### DIRECTIVE
Copy all lines below exactly as written. Leave pictures out.

### DATA TO USE

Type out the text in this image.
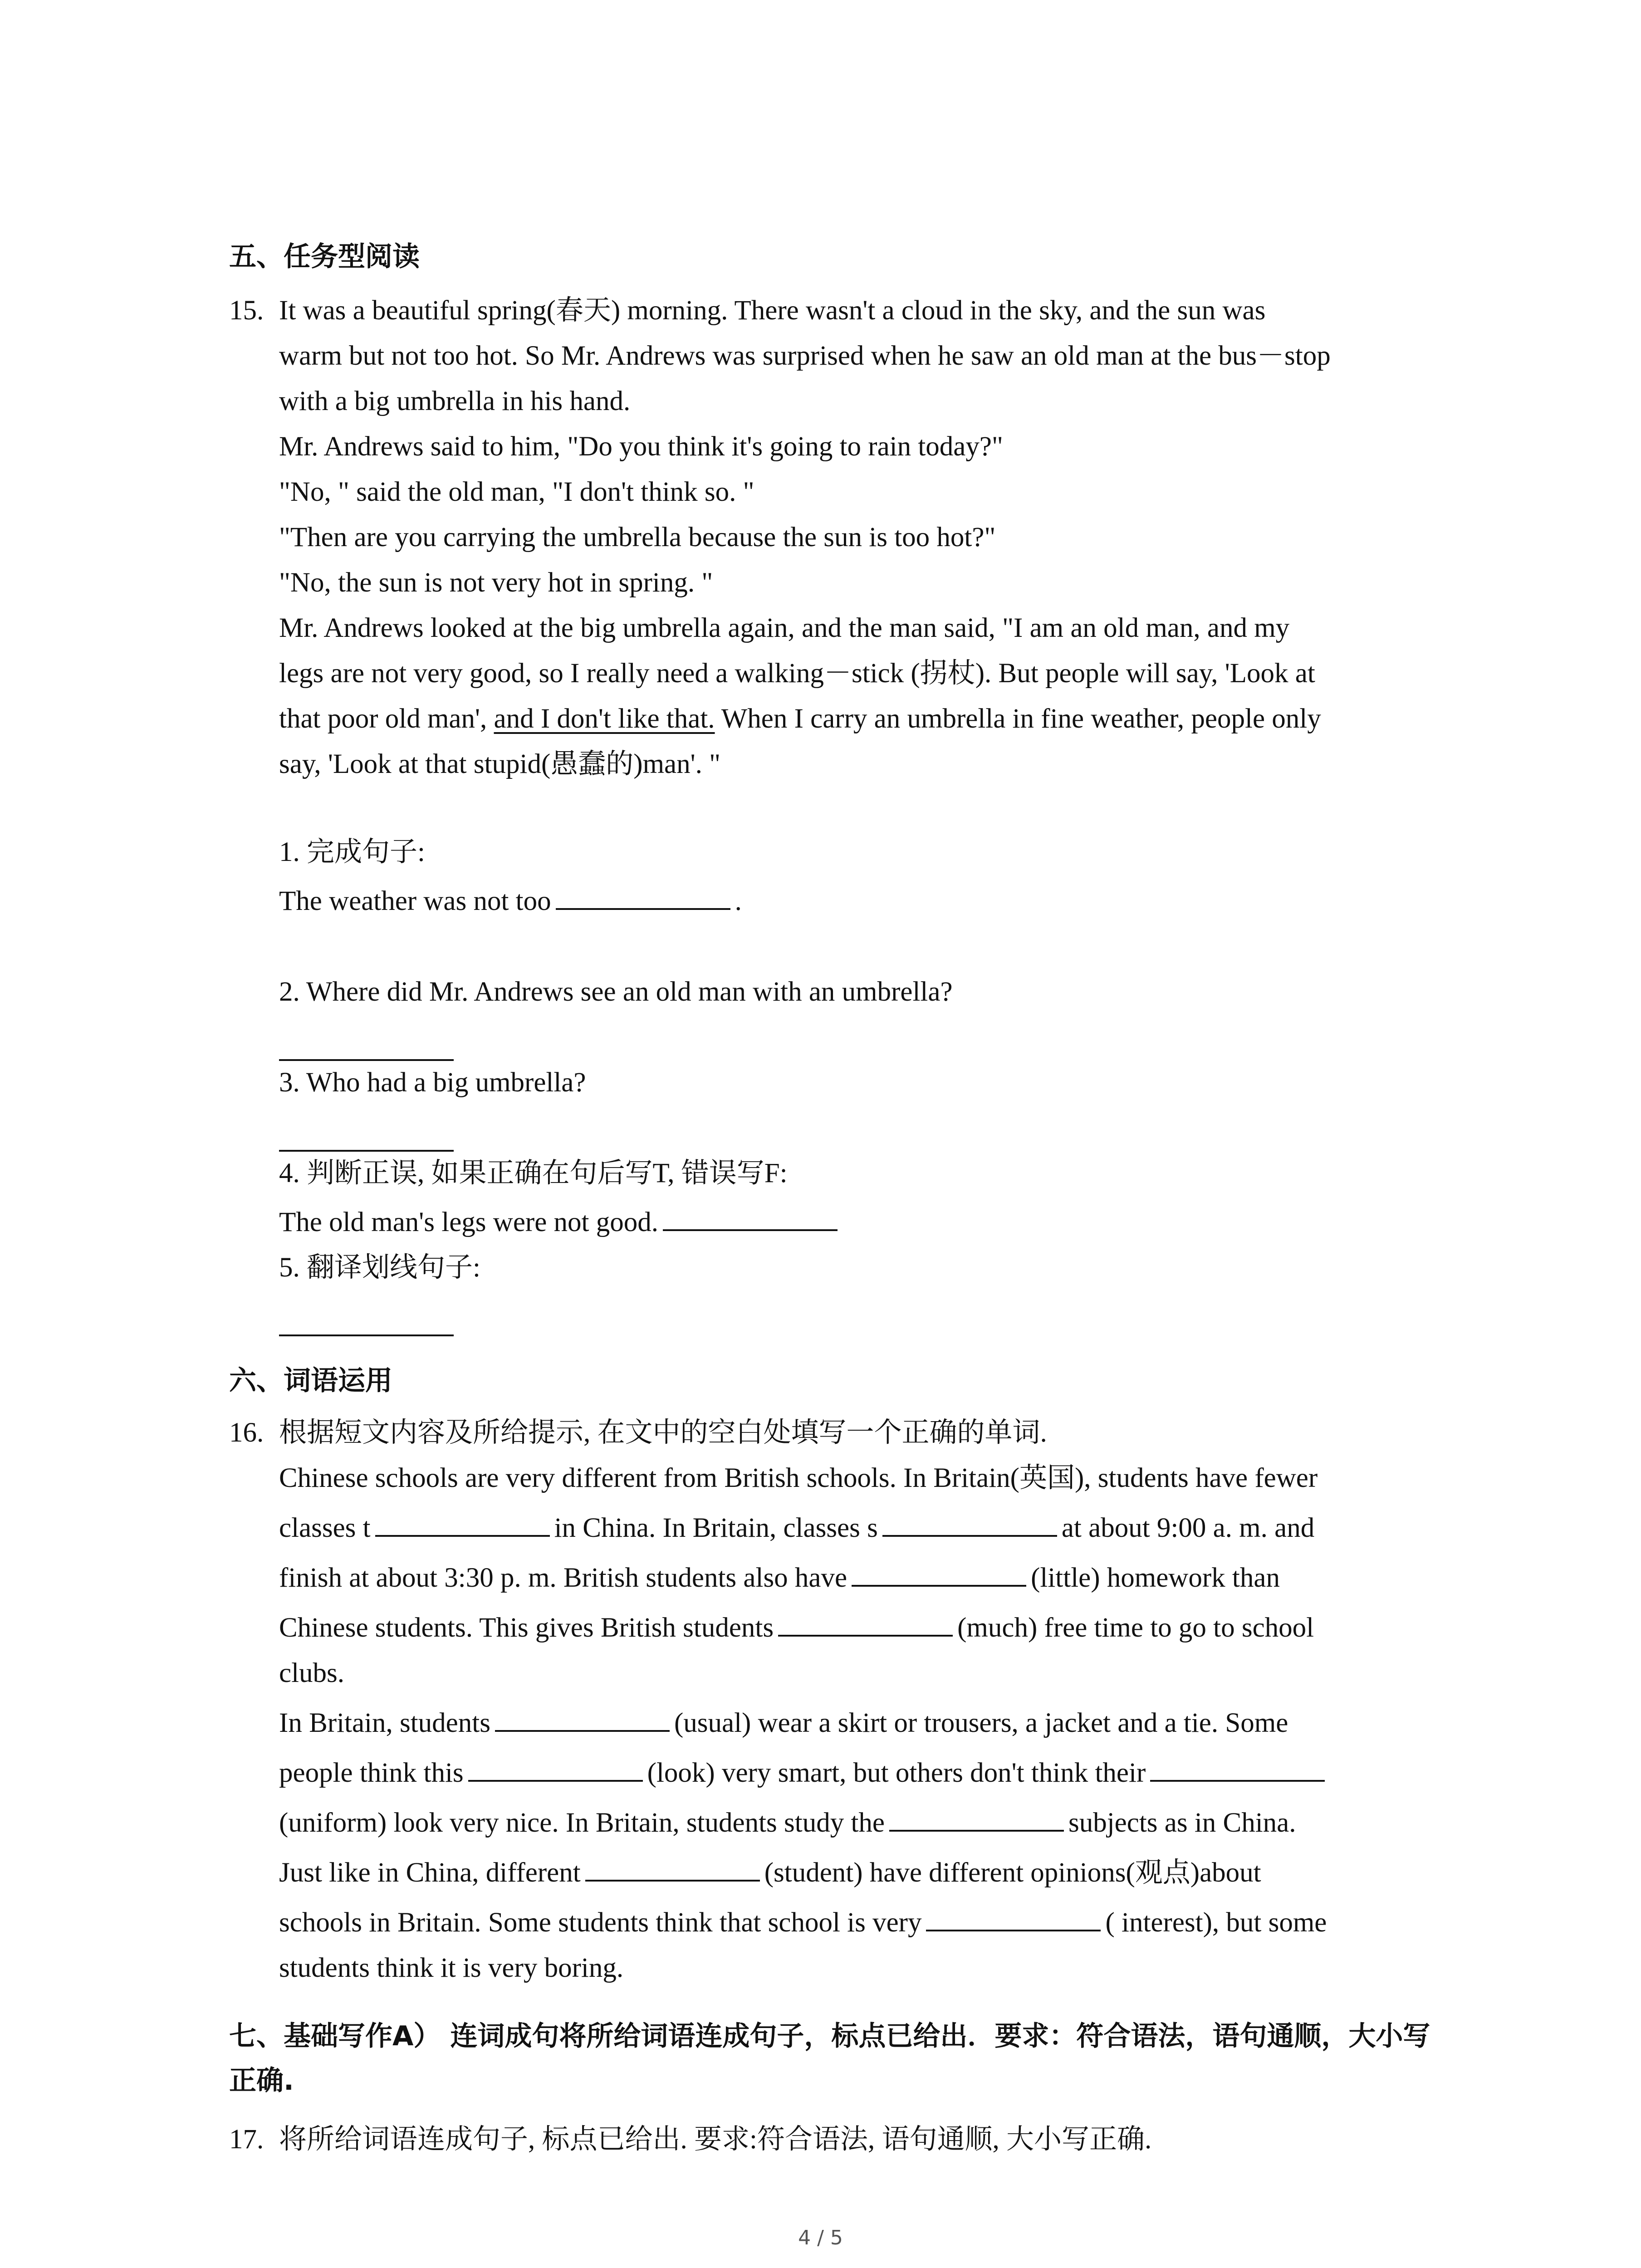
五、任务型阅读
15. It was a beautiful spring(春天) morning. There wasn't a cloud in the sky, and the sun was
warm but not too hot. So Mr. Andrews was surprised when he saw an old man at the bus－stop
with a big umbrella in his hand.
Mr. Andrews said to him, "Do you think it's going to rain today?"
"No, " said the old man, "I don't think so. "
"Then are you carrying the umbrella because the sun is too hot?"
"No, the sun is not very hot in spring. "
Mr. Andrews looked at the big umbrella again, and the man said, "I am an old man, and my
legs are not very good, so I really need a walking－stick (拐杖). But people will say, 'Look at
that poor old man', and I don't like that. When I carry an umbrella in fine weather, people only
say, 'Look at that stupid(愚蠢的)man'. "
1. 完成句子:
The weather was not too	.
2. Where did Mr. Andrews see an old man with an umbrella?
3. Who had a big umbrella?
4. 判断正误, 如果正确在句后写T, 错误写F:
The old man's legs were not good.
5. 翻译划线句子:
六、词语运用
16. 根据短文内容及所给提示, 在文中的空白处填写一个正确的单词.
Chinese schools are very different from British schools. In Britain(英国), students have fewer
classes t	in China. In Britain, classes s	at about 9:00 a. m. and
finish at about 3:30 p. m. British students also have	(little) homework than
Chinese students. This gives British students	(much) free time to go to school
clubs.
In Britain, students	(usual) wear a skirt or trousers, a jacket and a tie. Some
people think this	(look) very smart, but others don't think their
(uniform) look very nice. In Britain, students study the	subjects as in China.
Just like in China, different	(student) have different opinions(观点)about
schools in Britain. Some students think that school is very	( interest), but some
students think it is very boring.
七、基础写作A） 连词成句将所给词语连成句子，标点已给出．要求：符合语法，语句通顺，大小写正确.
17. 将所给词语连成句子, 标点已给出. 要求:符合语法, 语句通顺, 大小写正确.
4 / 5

### RESULT BELOW
Type out the text in this image.
五、任务型阅读
15. It was a beautiful spring(春天) morning. There wasn't a cloud in the sky, and the sun was
warm but not too hot. So Mr. Andrews was surprised when he saw an old man at the bus－stop
with a big umbrella in his hand.
Mr. Andrews said to him, "Do you think it's going to rain today?"
"No, " said the old man, "I don't think so. "
"Then are you carrying the umbrella because the sun is too hot?"
"No, the sun is not very hot in spring. "
Mr. Andrews looked at the big umbrella again, and the man said, "I am an old man, and my
legs are not very good, so I really need a walking－stick (拐杖). But people will say, 'Look at
that poor old man', and I don't like that. When I carry an umbrella in fine weather, people only
say, 'Look at that stupid(愚蠢的)man'. "
1. 完成句子:
The weather was not too	.
2. Where did Mr. Andrews see an old man with an umbrella?
3. Who had a big umbrella?
4. 判断正误, 如果正确在句后写T, 错误写F:
The old man's legs were not good.
5. 翻译划线句子:
六、词语运用
16. 根据短文内容及所给提示, 在文中的空白处填写一个正确的单词.
Chinese schools are very different from British schools. In Britain(英国), students have fewer
classes t	in China. In Britain, classes s	at about 9:00 a. m. and
finish at about 3:30 p. m. British students also have	(little) homework than
Chinese students. This gives British students	(much) free time to go to school
clubs.
In Britain, students	(usual) wear a skirt or trousers, a jacket and a tie. Some
people think this	(look) very smart, but others don't think their
(uniform) look very nice. In Britain, students study the	subjects as in China.
Just like in China, different	(student) have different opinions(观点)about
schools in Britain. Some students think that school is very	( interest), but some
students think it is very boring.
七、基础写作A） 连词成句将所给词语连成句子，标点已给出．要求：符合语法，语句通顺，大小写正确.
17. 将所给词语连成句子, 标点已给出. 要求:符合语法, 语句通顺, 大小写正确.
4 / 5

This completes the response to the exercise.